**Written instruction**
Locate each line with the string "this" in the listing below and copy it.
═════ Material supplied
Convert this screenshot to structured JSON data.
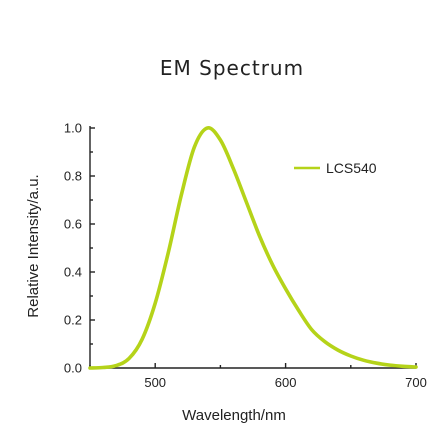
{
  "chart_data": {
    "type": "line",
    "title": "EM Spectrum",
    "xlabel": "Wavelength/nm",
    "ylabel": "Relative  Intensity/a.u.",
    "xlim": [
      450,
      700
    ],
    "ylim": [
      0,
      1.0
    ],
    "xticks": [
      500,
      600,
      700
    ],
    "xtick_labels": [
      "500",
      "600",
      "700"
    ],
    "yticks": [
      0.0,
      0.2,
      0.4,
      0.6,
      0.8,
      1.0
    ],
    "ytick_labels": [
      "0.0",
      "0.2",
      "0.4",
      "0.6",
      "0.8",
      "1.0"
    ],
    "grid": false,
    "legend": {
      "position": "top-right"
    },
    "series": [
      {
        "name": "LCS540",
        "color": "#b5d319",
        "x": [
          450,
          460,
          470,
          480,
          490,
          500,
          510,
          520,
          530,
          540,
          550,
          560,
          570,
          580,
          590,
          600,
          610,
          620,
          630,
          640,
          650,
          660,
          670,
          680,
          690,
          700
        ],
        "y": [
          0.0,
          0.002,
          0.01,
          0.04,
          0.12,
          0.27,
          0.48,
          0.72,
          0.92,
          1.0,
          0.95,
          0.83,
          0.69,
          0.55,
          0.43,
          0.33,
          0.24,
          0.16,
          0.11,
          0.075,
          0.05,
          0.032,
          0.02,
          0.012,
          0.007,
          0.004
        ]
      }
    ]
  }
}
══════════
═════ Material supplied
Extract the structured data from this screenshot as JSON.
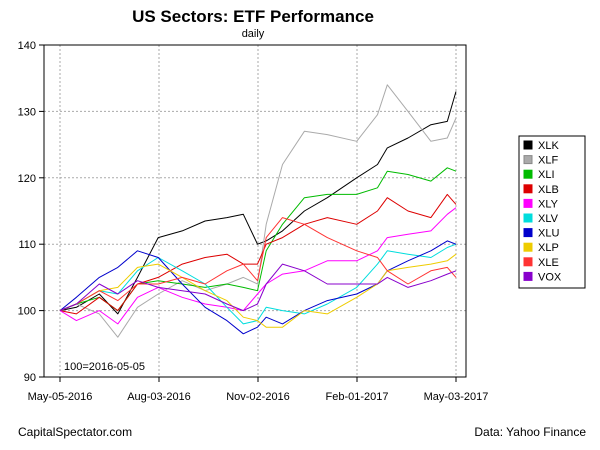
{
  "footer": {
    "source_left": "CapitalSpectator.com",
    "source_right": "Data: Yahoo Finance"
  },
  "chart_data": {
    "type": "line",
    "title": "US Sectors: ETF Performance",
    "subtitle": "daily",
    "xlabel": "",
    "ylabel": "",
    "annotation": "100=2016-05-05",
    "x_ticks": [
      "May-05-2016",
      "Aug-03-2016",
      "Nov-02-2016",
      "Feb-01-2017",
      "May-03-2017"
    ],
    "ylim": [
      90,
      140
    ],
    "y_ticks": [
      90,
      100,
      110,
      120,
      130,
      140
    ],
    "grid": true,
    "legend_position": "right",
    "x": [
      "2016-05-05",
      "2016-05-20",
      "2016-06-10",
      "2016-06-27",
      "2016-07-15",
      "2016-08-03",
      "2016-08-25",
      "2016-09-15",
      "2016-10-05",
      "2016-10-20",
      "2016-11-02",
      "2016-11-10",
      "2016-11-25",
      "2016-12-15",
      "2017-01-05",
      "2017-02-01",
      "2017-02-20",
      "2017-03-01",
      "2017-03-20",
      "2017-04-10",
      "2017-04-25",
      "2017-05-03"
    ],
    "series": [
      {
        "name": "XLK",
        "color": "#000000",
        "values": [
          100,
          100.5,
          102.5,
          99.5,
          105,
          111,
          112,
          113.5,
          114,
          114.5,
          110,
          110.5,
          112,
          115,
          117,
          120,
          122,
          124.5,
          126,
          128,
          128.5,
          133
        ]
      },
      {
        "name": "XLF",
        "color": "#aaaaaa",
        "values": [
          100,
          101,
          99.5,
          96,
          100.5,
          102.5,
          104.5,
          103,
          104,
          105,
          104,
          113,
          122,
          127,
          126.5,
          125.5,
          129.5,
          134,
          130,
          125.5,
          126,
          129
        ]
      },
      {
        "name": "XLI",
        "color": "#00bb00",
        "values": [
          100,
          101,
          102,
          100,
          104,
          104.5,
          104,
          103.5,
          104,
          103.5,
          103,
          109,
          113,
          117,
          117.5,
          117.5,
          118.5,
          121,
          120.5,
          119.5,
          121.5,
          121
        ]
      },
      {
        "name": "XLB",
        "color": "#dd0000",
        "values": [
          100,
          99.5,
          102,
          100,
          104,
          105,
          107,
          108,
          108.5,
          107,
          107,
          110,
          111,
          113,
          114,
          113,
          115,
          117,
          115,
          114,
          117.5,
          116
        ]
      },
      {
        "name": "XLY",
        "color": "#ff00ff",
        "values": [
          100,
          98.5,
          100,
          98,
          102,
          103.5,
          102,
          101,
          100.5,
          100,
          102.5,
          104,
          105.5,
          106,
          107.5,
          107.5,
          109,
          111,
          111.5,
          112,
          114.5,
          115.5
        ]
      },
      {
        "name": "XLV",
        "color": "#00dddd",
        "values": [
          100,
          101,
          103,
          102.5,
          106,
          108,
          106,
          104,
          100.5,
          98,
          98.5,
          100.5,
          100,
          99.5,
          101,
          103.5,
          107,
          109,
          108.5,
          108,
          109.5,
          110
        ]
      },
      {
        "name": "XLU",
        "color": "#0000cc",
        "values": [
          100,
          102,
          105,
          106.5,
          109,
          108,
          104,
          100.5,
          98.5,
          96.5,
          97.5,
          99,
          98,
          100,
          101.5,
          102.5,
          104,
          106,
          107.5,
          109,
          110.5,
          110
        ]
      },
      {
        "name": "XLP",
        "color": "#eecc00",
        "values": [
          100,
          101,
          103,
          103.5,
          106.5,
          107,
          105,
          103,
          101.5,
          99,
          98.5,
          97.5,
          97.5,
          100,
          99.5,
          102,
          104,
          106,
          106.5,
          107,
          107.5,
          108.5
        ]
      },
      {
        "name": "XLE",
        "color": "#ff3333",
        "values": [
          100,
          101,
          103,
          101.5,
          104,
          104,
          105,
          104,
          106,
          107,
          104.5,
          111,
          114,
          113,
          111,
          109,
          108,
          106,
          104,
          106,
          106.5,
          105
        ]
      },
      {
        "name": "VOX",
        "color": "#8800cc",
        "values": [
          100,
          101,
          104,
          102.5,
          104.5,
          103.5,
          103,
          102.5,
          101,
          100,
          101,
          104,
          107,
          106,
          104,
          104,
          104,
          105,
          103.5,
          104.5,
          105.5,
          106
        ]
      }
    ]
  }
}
══════════
**Task result**
Convert this screenshot to structured JSON data.
Extract the structured data from this screenshot as JSON.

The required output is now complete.